= WORK TO BE COMPLETED =
Render every line of the entries below as a numbered list, omitting blank lines. Leave the pictures out.

═══

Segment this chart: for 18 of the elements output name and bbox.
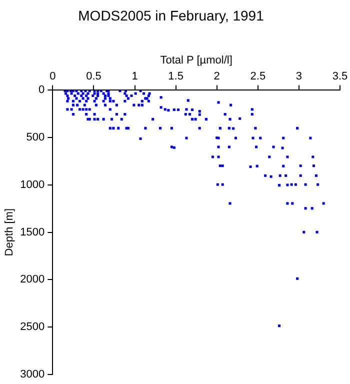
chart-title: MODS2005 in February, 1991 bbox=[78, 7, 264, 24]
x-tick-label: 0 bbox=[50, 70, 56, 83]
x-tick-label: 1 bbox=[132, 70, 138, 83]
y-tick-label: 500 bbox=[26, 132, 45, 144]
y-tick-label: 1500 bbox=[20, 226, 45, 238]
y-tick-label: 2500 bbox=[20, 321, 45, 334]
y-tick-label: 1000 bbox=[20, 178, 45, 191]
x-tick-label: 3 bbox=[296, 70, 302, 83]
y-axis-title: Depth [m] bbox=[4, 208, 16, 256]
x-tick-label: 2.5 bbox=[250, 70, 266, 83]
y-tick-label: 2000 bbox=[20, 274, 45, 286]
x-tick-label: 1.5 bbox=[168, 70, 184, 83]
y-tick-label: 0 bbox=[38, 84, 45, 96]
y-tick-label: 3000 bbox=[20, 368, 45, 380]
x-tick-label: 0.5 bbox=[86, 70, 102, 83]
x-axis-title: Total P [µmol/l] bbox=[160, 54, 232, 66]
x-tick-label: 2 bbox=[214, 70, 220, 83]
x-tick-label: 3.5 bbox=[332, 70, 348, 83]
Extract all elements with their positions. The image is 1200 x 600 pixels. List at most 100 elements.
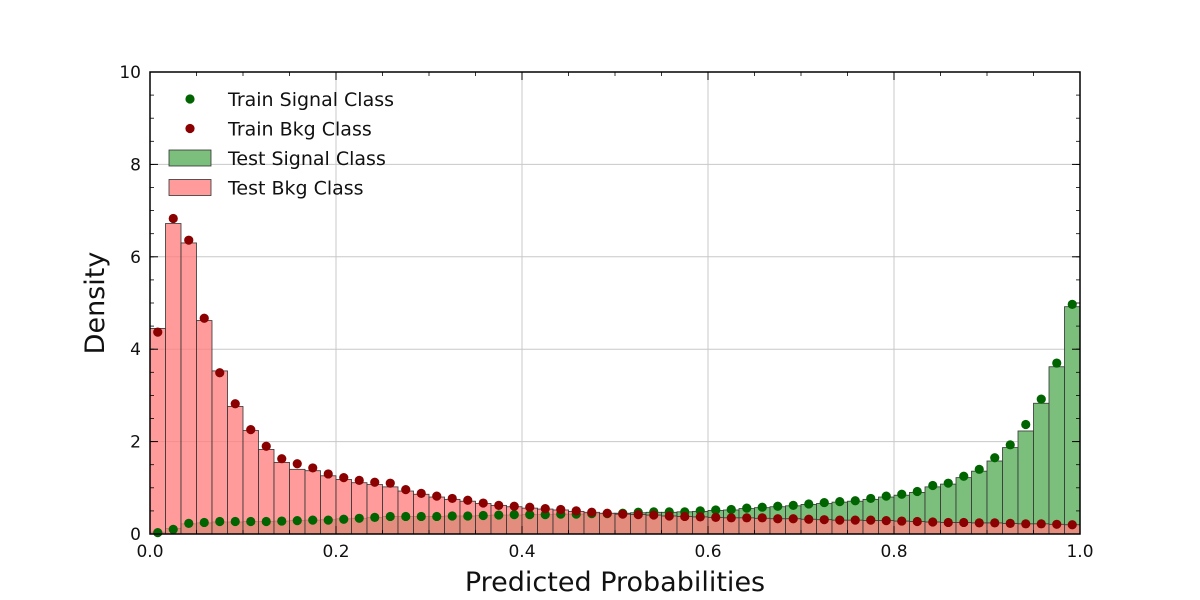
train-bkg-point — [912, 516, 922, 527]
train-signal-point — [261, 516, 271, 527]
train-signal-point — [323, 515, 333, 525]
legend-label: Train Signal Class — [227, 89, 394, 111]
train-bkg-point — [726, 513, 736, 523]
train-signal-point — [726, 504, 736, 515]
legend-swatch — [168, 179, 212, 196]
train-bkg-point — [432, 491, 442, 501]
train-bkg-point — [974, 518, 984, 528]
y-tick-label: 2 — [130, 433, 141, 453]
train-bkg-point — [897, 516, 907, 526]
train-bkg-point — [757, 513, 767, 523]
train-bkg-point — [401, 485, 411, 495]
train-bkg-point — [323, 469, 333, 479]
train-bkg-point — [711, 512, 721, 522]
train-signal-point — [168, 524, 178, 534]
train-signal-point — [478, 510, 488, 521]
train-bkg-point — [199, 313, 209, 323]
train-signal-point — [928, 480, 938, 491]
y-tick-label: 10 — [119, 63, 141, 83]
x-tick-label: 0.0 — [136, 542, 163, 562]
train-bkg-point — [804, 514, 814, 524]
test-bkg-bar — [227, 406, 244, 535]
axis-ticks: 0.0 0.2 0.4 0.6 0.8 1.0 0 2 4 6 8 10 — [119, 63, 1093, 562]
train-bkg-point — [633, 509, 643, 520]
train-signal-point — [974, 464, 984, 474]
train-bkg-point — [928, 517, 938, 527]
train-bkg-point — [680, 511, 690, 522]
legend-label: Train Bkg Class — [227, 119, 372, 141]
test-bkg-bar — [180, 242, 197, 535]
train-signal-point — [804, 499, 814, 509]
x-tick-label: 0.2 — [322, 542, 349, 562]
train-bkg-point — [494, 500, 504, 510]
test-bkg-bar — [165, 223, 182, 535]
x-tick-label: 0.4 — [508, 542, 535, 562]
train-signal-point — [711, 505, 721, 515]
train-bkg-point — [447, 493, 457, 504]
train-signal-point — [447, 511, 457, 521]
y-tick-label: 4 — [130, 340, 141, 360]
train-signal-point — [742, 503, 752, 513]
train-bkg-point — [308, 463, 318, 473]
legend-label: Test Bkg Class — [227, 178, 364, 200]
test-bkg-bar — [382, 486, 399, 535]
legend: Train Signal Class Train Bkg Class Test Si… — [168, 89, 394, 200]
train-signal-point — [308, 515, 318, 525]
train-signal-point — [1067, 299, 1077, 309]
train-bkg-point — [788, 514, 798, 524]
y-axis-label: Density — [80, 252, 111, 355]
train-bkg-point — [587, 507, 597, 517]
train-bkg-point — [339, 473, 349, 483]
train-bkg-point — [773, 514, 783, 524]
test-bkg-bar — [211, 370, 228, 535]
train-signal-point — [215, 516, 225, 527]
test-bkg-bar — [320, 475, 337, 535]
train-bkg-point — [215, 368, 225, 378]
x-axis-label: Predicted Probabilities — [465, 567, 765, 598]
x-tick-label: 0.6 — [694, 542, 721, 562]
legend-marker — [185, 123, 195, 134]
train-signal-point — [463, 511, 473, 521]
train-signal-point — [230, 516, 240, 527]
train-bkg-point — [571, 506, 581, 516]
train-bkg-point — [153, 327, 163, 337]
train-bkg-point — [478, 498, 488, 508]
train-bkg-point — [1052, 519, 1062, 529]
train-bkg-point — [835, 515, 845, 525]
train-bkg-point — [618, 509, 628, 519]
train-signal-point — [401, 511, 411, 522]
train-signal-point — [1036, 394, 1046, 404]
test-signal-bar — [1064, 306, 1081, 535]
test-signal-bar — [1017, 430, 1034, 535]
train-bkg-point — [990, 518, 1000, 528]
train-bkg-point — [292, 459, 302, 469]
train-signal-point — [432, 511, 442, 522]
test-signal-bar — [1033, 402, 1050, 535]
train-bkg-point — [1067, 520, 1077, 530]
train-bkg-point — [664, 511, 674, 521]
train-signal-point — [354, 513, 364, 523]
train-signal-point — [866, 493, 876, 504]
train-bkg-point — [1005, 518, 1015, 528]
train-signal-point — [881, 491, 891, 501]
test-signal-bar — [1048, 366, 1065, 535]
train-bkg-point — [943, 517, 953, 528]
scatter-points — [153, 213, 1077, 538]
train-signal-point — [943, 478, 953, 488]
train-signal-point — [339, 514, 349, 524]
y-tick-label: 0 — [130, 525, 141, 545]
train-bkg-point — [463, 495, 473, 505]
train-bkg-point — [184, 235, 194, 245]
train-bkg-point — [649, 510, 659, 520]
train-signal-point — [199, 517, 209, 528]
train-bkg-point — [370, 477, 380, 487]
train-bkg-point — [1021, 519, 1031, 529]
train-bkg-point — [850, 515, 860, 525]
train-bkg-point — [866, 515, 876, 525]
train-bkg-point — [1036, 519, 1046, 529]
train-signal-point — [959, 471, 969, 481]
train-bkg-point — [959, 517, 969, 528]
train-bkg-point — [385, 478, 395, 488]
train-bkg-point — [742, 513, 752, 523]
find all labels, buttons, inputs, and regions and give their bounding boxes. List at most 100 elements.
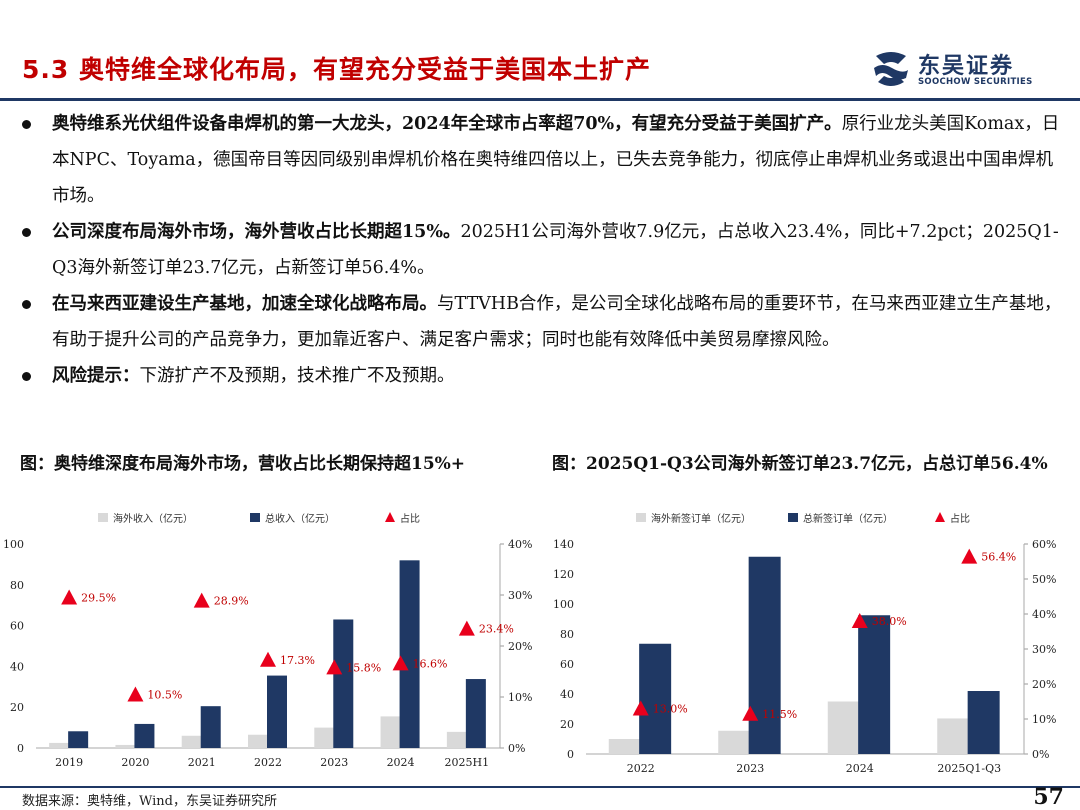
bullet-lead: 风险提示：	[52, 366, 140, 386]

═══

= ANSWER =
1. Segment this chart: for 18 of the elements output name and bbox.
2. chart-title: MODS2005 in February, 1991 bbox=[78, 7, 264, 24]
3. x-tick-label: 0 bbox=[50, 70, 56, 83]
4. x-tick-label: 1 bbox=[132, 70, 138, 83]
5. y-tick-label: 500 bbox=[26, 132, 45, 144]
6. y-tick-label: 1500 bbox=[20, 226, 45, 238]
7. y-tick-label: 2500 bbox=[20, 321, 45, 334]
8. y-tick-label: 1000 bbox=[20, 178, 45, 191]
9. x-tick-label: 3 bbox=[296, 70, 302, 83]
10. y-axis-title: Depth [m] bbox=[4, 208, 16, 256]
11. x-tick-label: 2.5 bbox=[250, 70, 266, 83]
12. y-tick-label: 2000 bbox=[20, 274, 45, 286]
13. x-tick-label: 1.5 bbox=[168, 70, 184, 83]
14. y-tick-label: 0 bbox=[38, 84, 45, 96]
15. y-tick-label: 3000 bbox=[20, 368, 45, 380]
16. x-tick-label: 0.5 bbox=[86, 70, 102, 83]
17. x-axis-title: Total P [µmol/l] bbox=[160, 54, 232, 66]
18. x-tick-label: 2 bbox=[214, 70, 220, 83]
19. x-tick-label: 3.5 bbox=[332, 70, 348, 83]
20. Extract all elements with their positions. The image is 1200 x 600 pixels. List at most 100 elements.
21. train-bkg-point — [912, 516, 922, 527]
22. train-signal-point — [261, 516, 271, 527]
23. train-signal-point — [323, 515, 333, 525]
24. legend-label: Train Signal Class — [227, 89, 394, 111]
25. train-bkg-point — [726, 513, 736, 523]
26. train-signal-point — [726, 504, 736, 515]
27. legend-swatch — [168, 179, 212, 196]
28. train-bkg-point — [432, 491, 442, 501]
29. train-bkg-point — [974, 518, 984, 528]
30. y-tick-label: 2 — [130, 433, 141, 453]
31. train-bkg-point — [897, 516, 907, 526]
32. train-bkg-point — [757, 513, 767, 523]
33. train-bkg-point — [401, 485, 411, 495]
34. train-bkg-point — [323, 469, 333, 479]
35. train-bkg-point — [711, 512, 721, 522]
36. train-signal-point — [168, 524, 178, 534]
37. train-signal-point — [478, 510, 488, 521]
38. train-bkg-point — [199, 313, 209, 323]
39. train-signal-point — [928, 480, 938, 491]
40. y-tick-label: 10 — [119, 63, 141, 83]
41. x-tick-label: 0.0 — [136, 542, 163, 562]
42. train-bkg-point — [804, 514, 814, 524]
43. test-bkg-bar — [227, 406, 244, 535]
44. axis-ticks: 0.0 0.2 0.4 0.6 0.8 1.0 0 2 4 6 8 10 — [119, 63, 1093, 562]
45. train-bkg-point — [633, 509, 643, 520]
46. train-signal-point — [974, 464, 984, 474]
47. train-bkg-point — [928, 517, 938, 527]
48. train-bkg-point — [680, 511, 690, 522]
49. legend-label: Train Bkg Class — [227, 119, 372, 141]
50. test-bkg-bar — [180, 242, 197, 535]
51. train-signal-point — [804, 499, 814, 509]
52. x-tick-label: 0.2 — [322, 542, 349, 562]
53. train-bkg-point — [494, 500, 504, 510]
54. test-bkg-bar — [165, 223, 182, 535]
55. x-tick-label: 0.4 — [508, 542, 535, 562]
56. train-signal-point — [711, 505, 721, 515]
57. train-bkg-point — [447, 493, 457, 504]
58. train-signal-point — [447, 511, 457, 521]
59. y-tick-label: 4 — [130, 340, 141, 360]
60. train-signal-point — [742, 503, 752, 513]
61. train-bkg-point — [308, 463, 318, 473]
62. legend-label: Test Bkg Class — [227, 178, 364, 200]
63. test-bkg-bar — [382, 486, 399, 535]
64. legend: Train Signal Class Train Bkg Class Test Si… — [168, 89, 394, 200]
65. train-signal-point — [308, 515, 318, 525]
66. train-signal-point — [1067, 299, 1077, 309]
67. train-bkg-point — [788, 514, 798, 524]
68. y-axis-label: Density — [80, 252, 111, 355]
69. train-bkg-point — [587, 507, 597, 517]
70. train-bkg-point — [339, 473, 349, 483]
71. train-bkg-point — [773, 514, 783, 524]
72. test-bkg-bar — [211, 370, 228, 535]
73. train-signal-point — [215, 516, 225, 527]
74. test-bkg-bar — [320, 475, 337, 535]
75. train-bkg-point — [215, 368, 225, 378]
76. x-axis-label: Predicted Probabilities — [465, 567, 765, 598]
77. x-tick-label: 0.6 — [694, 542, 721, 562]
78. legend-marker — [185, 123, 195, 134]
79. train-signal-point — [463, 511, 473, 521]
80. train-signal-point — [230, 516, 240, 527]
81. train-bkg-point — [571, 506, 581, 516]
82. train-bkg-point — [153, 327, 163, 337]
83. train-bkg-point — [478, 498, 488, 508]
84. train-bkg-point — [1052, 519, 1062, 529]
85. train-bkg-point — [835, 515, 845, 525]
86. train-bkg-point — [618, 509, 628, 519]
87. train-signal-point — [401, 511, 411, 522]
88. train-signal-point — [1036, 394, 1046, 404]
89. test-signal-bar — [1064, 306, 1081, 535]
90. test-signal-bar — [1017, 430, 1034, 535]
91. train-bkg-point — [990, 518, 1000, 528]
92. train-bkg-point — [292, 459, 302, 469]
93. train-signal-point — [432, 511, 442, 522]
94. test-signal-bar — [1033, 402, 1050, 535]
95. train-bkg-point — [1067, 520, 1077, 530]
96. train-bkg-point — [664, 511, 674, 521]
97. train-signal-point — [354, 513, 364, 523]
98. train-signal-point — [866, 493, 876, 504]
99. train-bkg-point — [1005, 518, 1015, 528]
100. train-signal-point — [881, 491, 891, 501]
101. test-signal-bar — [1048, 366, 1065, 535]
102. train-bkg-point — [943, 517, 953, 528]
103. scatter-points — [153, 213, 1077, 538]
104. train-signal-point — [943, 478, 953, 488]
105. train-signal-point — [339, 514, 349, 524]
106. y-tick-label: 0 — [130, 525, 141, 545]
107. train-bkg-point — [463, 495, 473, 505]
108. train-bkg-point — [184, 235, 194, 245]
109. train-bkg-point — [649, 510, 659, 520]
110. train-signal-point — [199, 517, 209, 528]
111. train-bkg-point — [370, 477, 380, 487]
112. train-bkg-point — [1021, 519, 1031, 529]
113. train-bkg-point — [850, 515, 860, 525]
114. train-bkg-point — [866, 515, 876, 525]
115. train-bkg-point — [1036, 519, 1046, 529]
116. train-signal-point — [959, 471, 969, 481]
117. train-bkg-point — [959, 517, 969, 528]
118. train-bkg-point — [385, 478, 395, 488]
119. train-bkg-point — [742, 513, 752, 523]
120. find all labels, buttons, inputs, and regions and give their bounding boxes. List at most 100 elements.
121. bullet-lead: 风险提示：	[52, 366, 140, 386]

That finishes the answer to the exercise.